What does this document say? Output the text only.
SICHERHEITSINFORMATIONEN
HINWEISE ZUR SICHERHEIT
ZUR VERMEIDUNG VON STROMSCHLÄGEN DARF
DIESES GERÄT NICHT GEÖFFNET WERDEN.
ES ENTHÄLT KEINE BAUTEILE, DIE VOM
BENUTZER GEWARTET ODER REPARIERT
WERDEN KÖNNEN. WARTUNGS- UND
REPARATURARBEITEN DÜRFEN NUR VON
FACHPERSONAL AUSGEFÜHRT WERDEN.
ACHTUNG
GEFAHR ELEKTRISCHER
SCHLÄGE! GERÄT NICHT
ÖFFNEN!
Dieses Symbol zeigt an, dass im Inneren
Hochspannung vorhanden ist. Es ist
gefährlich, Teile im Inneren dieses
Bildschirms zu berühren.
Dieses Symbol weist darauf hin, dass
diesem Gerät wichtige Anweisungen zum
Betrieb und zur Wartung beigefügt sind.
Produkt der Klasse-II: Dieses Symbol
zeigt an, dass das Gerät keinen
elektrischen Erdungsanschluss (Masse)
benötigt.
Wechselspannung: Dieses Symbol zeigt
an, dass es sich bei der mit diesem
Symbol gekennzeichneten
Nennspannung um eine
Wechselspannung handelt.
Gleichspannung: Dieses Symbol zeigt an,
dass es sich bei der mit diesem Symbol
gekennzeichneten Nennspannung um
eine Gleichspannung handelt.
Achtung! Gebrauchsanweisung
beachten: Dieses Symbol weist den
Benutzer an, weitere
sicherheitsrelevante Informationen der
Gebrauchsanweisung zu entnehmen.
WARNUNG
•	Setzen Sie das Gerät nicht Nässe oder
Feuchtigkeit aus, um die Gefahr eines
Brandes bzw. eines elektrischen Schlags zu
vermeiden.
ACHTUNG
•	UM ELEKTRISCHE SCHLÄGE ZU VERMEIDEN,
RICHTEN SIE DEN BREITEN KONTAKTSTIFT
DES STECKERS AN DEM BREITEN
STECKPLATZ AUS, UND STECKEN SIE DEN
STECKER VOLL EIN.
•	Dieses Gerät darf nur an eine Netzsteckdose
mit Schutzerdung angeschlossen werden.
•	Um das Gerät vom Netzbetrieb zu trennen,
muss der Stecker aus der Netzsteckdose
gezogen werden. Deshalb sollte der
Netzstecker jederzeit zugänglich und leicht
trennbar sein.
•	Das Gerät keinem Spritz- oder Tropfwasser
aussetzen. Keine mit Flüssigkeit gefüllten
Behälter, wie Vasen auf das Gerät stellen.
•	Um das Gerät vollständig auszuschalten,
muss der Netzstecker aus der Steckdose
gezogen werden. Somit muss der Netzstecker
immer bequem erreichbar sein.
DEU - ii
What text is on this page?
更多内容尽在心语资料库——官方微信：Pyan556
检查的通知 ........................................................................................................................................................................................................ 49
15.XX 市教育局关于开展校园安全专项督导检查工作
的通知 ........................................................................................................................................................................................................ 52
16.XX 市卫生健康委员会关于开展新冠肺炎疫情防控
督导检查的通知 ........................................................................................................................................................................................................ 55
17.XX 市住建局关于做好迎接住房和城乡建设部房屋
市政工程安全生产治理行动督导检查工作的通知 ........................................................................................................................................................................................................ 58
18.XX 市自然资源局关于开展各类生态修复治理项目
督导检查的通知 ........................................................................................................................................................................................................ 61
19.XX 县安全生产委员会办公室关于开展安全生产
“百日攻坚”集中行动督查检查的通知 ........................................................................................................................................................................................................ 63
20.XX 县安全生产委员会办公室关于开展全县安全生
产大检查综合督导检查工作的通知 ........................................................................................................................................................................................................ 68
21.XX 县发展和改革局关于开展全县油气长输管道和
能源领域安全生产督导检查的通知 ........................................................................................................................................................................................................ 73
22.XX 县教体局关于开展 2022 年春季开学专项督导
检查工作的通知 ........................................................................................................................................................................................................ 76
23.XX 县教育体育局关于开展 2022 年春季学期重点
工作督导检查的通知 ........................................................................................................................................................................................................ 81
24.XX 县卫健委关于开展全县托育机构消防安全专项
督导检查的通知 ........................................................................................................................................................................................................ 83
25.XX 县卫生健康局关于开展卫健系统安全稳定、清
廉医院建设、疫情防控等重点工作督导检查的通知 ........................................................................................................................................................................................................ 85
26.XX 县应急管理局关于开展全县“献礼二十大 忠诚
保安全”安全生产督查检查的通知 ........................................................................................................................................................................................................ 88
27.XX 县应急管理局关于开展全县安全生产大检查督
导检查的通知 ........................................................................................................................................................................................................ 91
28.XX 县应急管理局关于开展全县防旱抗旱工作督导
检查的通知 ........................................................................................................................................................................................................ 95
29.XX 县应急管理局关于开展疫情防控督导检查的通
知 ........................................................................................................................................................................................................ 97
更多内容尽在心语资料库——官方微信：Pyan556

__Exercise goal__.
Tally how many lines in the material above hold the word "Nennspannung". Write only that number.

__The response__.
2